-- SET TASK --
Search the material below for the word "structured" and copy every line in which it occurs.

-- Begin ENTRIES --

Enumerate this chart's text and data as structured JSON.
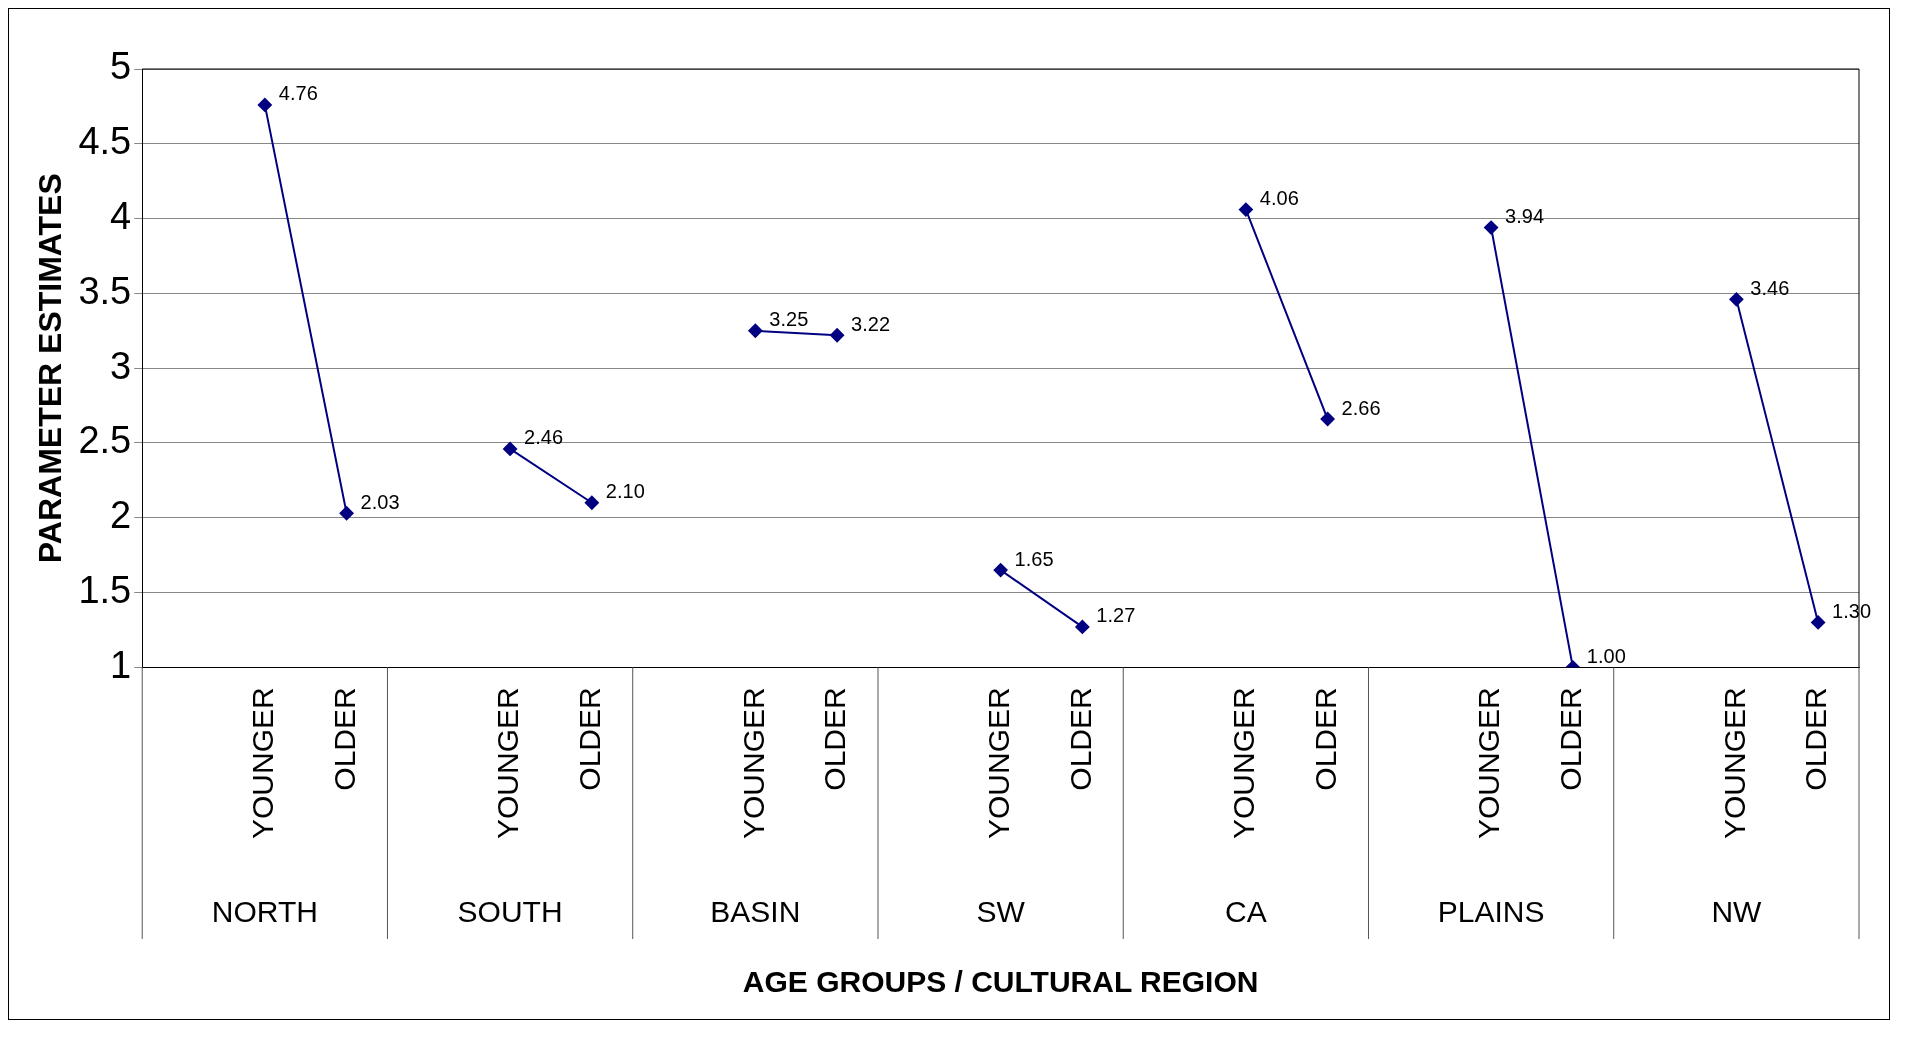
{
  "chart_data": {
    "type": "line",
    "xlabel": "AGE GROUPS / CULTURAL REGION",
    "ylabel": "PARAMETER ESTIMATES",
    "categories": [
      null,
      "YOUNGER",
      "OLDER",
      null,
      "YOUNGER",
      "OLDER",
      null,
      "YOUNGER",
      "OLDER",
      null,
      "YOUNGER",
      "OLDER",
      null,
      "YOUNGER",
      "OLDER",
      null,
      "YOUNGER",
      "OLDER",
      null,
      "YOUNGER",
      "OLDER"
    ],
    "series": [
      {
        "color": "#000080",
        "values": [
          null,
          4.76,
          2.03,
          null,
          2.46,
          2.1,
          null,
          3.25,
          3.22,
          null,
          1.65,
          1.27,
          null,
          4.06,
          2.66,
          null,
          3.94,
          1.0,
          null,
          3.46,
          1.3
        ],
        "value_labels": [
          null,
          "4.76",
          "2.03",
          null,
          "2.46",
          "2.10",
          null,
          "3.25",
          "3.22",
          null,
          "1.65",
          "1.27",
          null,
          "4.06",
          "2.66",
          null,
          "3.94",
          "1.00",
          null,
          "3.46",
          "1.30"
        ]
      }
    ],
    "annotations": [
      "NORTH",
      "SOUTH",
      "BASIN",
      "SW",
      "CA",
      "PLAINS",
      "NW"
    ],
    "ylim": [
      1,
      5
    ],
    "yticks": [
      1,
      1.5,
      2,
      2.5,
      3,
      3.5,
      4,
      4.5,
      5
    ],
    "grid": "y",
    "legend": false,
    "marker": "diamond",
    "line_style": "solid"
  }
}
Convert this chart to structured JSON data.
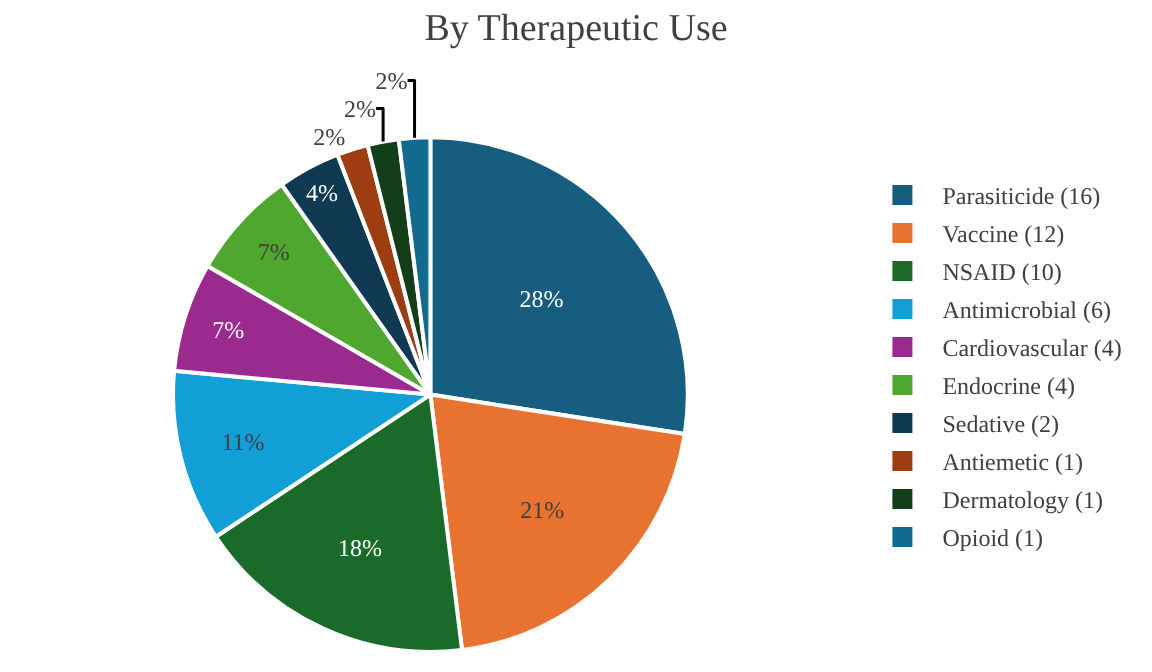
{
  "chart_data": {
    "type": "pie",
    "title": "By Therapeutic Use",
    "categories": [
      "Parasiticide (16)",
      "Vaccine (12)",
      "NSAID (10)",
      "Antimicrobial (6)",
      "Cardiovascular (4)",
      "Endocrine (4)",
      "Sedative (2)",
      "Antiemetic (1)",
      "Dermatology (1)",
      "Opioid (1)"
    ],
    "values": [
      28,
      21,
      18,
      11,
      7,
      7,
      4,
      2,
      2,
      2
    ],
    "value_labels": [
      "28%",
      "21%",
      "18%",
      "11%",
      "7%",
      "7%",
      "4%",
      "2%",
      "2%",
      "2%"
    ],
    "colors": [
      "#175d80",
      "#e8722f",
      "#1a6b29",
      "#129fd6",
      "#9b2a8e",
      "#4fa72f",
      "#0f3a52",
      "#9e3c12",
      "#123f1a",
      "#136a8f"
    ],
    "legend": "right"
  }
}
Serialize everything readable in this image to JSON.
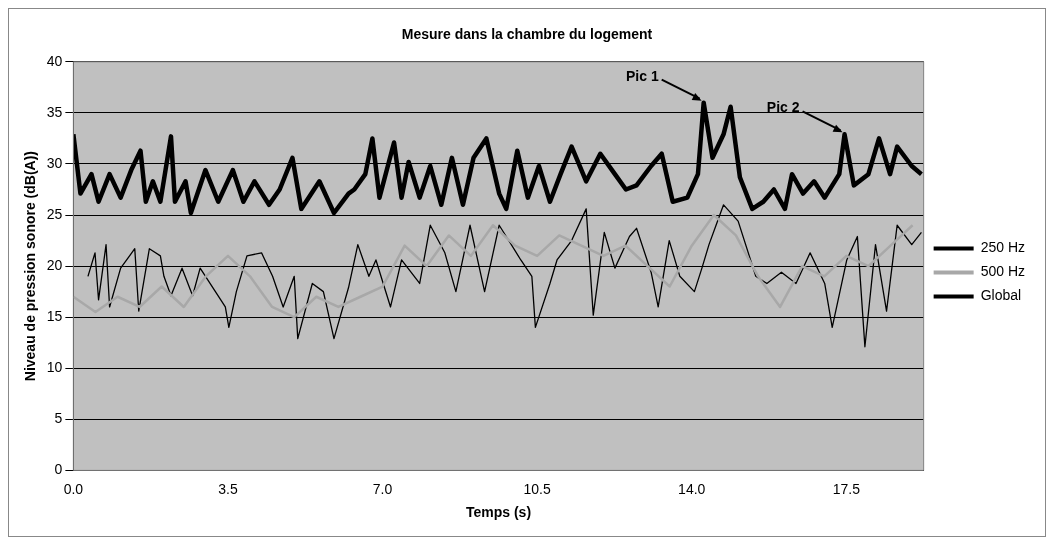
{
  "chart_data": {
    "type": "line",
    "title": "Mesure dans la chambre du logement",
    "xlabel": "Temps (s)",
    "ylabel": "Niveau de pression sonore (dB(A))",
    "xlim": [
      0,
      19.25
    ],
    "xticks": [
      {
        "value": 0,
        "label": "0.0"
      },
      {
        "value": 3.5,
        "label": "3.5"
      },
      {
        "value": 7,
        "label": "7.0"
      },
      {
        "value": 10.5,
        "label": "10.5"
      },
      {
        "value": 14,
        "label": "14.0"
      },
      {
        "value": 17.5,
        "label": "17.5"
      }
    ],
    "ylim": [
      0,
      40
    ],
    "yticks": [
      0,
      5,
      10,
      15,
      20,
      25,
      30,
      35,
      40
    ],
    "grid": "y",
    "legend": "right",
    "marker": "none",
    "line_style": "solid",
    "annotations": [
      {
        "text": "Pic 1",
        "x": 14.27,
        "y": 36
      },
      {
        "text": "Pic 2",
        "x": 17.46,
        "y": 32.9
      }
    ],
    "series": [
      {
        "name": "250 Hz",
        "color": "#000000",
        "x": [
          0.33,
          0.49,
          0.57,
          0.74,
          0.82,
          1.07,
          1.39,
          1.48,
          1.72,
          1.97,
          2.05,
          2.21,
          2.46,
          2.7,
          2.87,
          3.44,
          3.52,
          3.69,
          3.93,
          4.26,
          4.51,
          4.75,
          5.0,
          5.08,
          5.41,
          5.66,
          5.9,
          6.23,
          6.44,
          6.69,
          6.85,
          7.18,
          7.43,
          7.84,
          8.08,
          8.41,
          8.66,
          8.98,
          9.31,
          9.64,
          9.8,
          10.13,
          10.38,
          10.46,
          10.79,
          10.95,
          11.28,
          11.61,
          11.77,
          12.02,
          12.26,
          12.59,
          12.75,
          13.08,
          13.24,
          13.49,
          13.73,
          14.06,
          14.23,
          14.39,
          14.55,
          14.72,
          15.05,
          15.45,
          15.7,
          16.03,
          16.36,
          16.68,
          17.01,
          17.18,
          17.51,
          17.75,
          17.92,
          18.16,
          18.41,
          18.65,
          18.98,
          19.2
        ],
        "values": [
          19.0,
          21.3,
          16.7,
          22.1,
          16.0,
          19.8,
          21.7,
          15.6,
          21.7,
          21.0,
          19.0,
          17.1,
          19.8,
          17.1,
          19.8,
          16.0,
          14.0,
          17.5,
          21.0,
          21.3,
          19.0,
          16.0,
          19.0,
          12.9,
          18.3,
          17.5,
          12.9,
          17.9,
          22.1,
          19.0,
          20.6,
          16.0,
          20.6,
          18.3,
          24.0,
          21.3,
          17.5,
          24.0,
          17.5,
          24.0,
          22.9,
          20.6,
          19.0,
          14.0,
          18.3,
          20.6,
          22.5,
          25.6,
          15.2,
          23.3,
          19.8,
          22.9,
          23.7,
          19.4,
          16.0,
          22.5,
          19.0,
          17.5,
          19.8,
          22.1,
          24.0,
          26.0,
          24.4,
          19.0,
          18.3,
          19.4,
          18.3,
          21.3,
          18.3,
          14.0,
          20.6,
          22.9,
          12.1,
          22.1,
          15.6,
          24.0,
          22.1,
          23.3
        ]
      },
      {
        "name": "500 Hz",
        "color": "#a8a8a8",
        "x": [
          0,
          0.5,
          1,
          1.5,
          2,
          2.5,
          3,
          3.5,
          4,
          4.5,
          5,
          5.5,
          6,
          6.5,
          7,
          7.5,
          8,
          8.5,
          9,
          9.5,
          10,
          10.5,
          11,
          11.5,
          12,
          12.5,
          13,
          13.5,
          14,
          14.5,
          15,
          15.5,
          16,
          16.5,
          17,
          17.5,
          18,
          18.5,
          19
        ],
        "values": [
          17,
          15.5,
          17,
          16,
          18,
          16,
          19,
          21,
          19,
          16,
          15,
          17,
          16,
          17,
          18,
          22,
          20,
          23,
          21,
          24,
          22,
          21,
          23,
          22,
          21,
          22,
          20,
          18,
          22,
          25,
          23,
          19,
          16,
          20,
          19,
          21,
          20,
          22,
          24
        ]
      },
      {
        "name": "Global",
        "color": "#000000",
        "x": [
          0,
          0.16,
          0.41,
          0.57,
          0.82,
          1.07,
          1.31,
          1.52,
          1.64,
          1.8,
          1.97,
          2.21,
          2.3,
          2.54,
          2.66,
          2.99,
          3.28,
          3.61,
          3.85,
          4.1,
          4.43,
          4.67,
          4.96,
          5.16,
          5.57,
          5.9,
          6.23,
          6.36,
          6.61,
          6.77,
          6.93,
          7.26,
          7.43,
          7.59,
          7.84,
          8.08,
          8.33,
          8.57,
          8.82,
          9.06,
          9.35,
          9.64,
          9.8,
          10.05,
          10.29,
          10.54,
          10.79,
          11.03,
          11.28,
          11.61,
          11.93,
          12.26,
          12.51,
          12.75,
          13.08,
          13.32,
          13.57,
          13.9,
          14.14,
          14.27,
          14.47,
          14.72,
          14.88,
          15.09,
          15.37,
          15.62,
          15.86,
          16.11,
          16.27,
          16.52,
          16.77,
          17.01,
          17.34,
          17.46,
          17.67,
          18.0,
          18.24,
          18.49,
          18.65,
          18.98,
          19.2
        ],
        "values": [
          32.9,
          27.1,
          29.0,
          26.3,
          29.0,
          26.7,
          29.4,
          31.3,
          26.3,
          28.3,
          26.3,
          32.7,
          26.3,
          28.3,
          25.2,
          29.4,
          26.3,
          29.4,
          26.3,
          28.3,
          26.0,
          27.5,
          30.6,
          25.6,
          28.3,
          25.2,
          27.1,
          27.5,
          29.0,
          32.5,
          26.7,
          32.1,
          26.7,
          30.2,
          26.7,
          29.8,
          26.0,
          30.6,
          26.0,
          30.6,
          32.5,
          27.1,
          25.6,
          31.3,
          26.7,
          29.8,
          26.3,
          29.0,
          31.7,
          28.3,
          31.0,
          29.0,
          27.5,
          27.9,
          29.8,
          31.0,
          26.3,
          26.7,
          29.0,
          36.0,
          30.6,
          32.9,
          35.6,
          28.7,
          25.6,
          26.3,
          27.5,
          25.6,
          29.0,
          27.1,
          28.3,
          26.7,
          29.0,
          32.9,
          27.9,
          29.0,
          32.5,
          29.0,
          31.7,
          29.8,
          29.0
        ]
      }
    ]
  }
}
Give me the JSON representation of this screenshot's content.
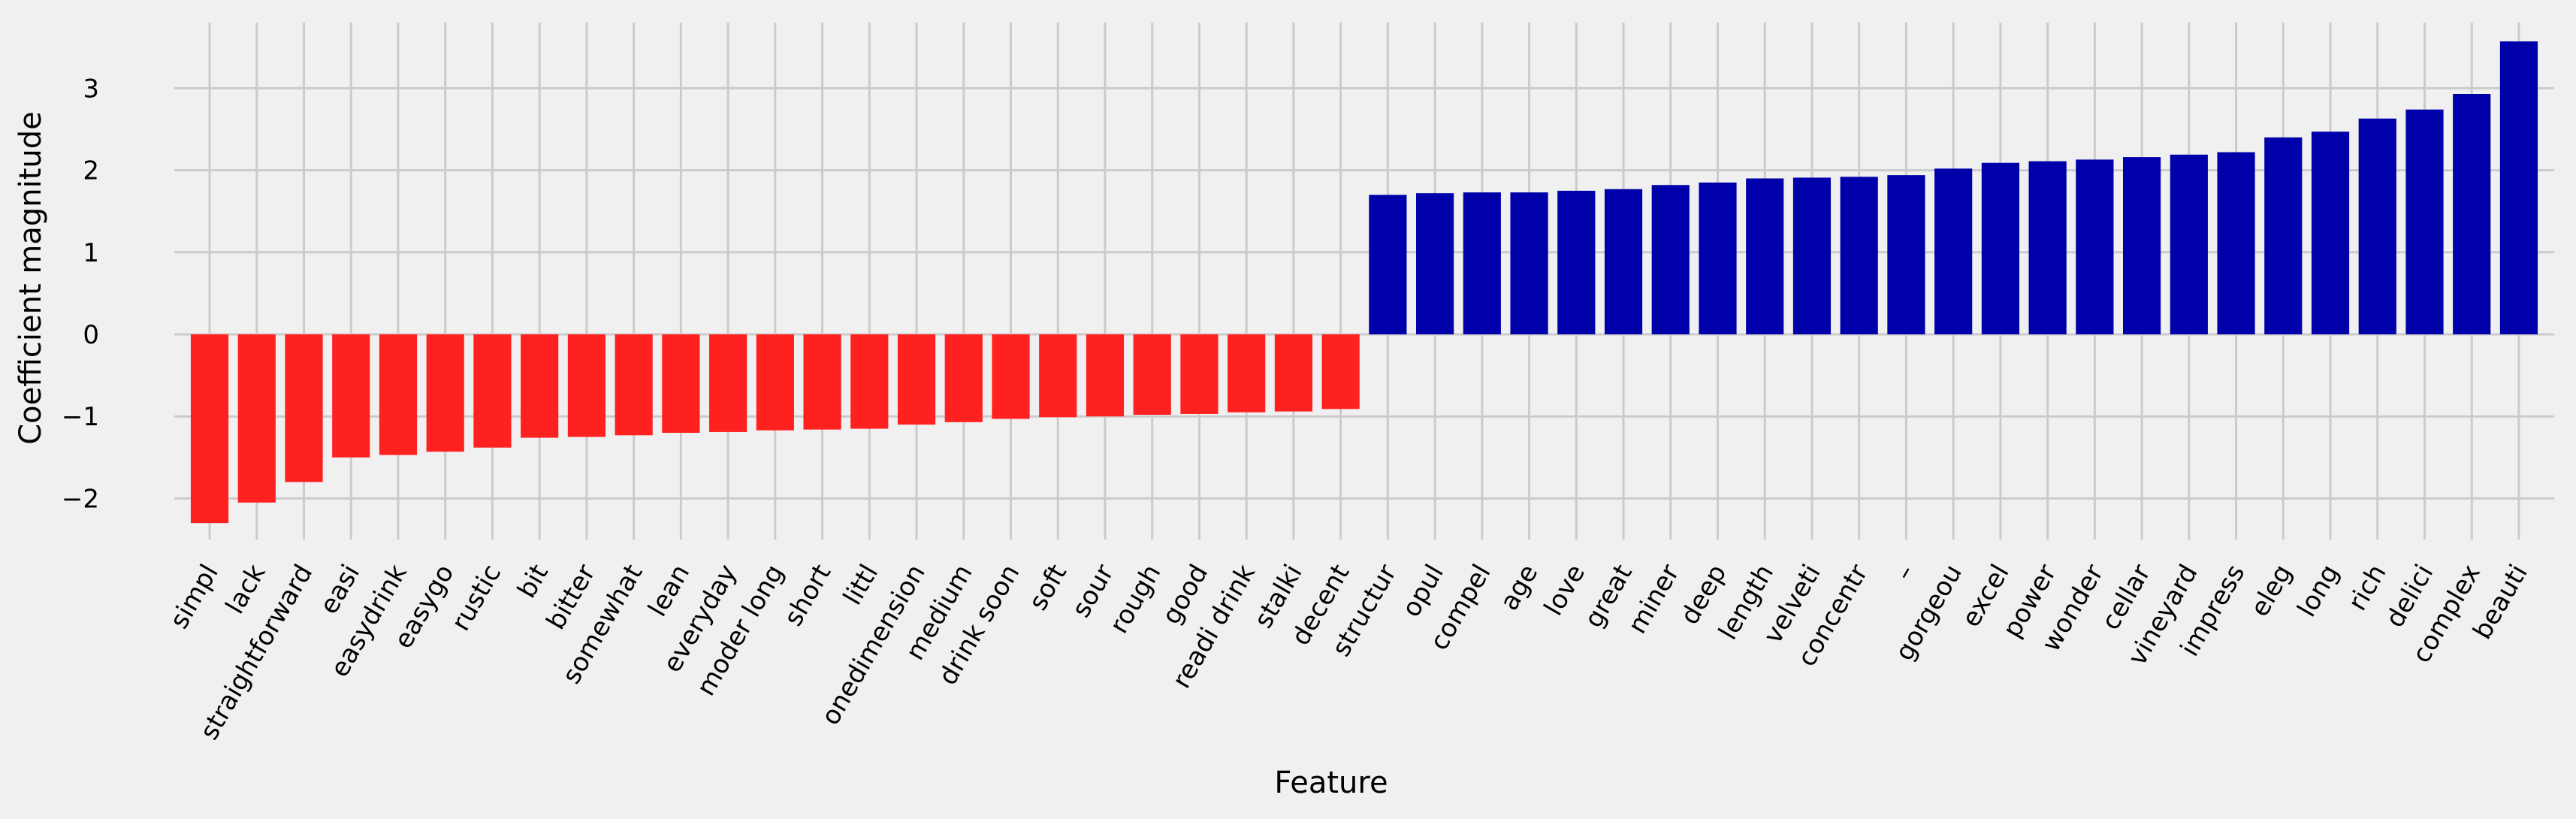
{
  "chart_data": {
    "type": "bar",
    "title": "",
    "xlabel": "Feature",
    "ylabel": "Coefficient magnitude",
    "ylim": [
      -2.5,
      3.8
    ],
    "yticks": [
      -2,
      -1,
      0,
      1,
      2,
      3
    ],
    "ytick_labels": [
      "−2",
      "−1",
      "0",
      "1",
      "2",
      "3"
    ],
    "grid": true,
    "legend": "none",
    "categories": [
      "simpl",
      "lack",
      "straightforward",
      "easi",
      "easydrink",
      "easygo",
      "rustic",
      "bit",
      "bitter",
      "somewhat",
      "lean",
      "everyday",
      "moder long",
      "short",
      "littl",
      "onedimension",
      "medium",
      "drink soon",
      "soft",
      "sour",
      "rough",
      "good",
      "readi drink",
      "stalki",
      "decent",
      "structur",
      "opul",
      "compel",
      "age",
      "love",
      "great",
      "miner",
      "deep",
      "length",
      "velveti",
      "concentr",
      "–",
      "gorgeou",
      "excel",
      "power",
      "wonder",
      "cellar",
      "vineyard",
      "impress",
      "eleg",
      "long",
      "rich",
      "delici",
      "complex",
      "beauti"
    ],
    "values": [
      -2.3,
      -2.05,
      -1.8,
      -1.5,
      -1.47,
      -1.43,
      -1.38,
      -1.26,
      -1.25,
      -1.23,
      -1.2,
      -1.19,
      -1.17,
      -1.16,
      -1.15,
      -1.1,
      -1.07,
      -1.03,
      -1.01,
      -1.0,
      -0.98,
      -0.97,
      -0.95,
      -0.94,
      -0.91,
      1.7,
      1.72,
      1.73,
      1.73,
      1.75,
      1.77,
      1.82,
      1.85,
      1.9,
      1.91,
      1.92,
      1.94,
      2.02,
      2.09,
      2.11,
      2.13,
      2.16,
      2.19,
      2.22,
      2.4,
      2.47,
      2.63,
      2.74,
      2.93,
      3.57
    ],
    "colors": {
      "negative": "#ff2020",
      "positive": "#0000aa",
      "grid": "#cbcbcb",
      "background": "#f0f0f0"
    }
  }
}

-- End ENTRIES --

-- TASK RESPONSE --
Enumerate this chart's text and data as structured JSON.
Convert this chart to structured JSON data.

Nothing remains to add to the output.